TO BE DONE: Reproduce each line that includes the word "корни".

#### PROVIDED MATERIAL ####

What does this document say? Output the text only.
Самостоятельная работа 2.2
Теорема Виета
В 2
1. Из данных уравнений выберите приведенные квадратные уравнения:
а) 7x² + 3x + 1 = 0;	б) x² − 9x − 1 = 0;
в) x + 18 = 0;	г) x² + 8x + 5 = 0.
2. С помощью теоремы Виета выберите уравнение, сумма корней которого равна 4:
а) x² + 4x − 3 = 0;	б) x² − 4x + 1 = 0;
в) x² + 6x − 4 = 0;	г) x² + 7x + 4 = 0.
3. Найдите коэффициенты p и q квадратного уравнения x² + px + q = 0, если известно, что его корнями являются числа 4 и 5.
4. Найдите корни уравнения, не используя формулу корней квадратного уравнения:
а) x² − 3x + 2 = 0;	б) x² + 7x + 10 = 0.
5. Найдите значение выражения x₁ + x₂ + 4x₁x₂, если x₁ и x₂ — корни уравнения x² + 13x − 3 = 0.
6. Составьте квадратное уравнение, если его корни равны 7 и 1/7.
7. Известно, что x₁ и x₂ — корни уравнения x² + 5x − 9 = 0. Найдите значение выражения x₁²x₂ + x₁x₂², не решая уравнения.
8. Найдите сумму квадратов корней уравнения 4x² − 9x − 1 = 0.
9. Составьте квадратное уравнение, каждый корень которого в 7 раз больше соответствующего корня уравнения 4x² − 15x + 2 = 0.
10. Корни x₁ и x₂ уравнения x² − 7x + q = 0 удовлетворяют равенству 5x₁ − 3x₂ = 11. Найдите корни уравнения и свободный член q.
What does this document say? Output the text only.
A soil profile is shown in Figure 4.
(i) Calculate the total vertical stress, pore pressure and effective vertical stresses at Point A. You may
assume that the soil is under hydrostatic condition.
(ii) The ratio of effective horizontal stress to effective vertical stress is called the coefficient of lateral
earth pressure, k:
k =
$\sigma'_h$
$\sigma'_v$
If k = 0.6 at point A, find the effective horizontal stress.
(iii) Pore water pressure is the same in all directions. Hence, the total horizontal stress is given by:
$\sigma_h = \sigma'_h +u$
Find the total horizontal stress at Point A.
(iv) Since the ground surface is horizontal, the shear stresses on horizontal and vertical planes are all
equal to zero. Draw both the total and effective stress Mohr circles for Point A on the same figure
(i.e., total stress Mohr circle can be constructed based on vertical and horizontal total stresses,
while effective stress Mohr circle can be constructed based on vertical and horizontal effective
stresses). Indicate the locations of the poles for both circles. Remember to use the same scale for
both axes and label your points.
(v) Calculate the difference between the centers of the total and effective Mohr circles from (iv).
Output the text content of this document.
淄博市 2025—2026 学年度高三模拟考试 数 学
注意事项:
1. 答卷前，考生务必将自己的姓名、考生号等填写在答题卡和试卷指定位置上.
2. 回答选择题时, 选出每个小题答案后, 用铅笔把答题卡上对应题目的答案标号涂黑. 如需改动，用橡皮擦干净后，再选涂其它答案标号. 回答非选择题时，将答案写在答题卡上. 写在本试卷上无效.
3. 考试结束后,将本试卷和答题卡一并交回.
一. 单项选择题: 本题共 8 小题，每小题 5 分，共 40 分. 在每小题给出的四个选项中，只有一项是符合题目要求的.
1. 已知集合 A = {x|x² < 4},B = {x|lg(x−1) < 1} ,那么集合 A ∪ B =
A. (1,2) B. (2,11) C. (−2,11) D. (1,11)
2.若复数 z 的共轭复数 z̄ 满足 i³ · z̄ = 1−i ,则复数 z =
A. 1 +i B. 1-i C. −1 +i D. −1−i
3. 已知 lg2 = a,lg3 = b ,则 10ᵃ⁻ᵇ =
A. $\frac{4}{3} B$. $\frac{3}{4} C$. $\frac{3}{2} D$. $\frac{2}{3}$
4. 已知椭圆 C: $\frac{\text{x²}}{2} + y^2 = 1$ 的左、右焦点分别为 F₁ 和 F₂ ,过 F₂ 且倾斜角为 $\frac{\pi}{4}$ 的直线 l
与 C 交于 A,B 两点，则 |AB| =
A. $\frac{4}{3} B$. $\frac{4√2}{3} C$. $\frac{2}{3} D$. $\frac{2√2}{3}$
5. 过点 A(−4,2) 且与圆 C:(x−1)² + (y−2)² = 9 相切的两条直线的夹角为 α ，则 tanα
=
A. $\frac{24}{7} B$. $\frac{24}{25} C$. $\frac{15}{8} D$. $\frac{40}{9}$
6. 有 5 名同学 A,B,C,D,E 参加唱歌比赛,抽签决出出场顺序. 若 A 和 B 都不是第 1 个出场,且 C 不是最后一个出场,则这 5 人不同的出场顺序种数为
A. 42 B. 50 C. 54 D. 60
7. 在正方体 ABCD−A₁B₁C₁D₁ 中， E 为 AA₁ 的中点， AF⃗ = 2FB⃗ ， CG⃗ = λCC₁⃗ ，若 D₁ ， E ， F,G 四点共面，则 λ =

####

WORKED SOLUTION:
4. Найдите корни уравнения, не используя формулу корней квадратного уравнения:
5. Найдите значение выражения x₁ + x₂ + 4x₁x₂, если x₁ и x₂ — корни уравнения x² + 13x − 3 = 0.
6. Составьте квадратное уравнение, если его корни равны 7 и 1/7.
7. Известно, что x₁ и x₂ — корни уравнения x² + 5x − 9 = 0. Найдите значение выражения x₁²x₂ + x₁x₂², не решая уравнения.
10. Корни x₁ и x₂ уравнения x² − 7x + q = 0 удовлетворяют равенству 5x₁ − 3x₂ = 11. Найдите корни уравнения и свободный член q.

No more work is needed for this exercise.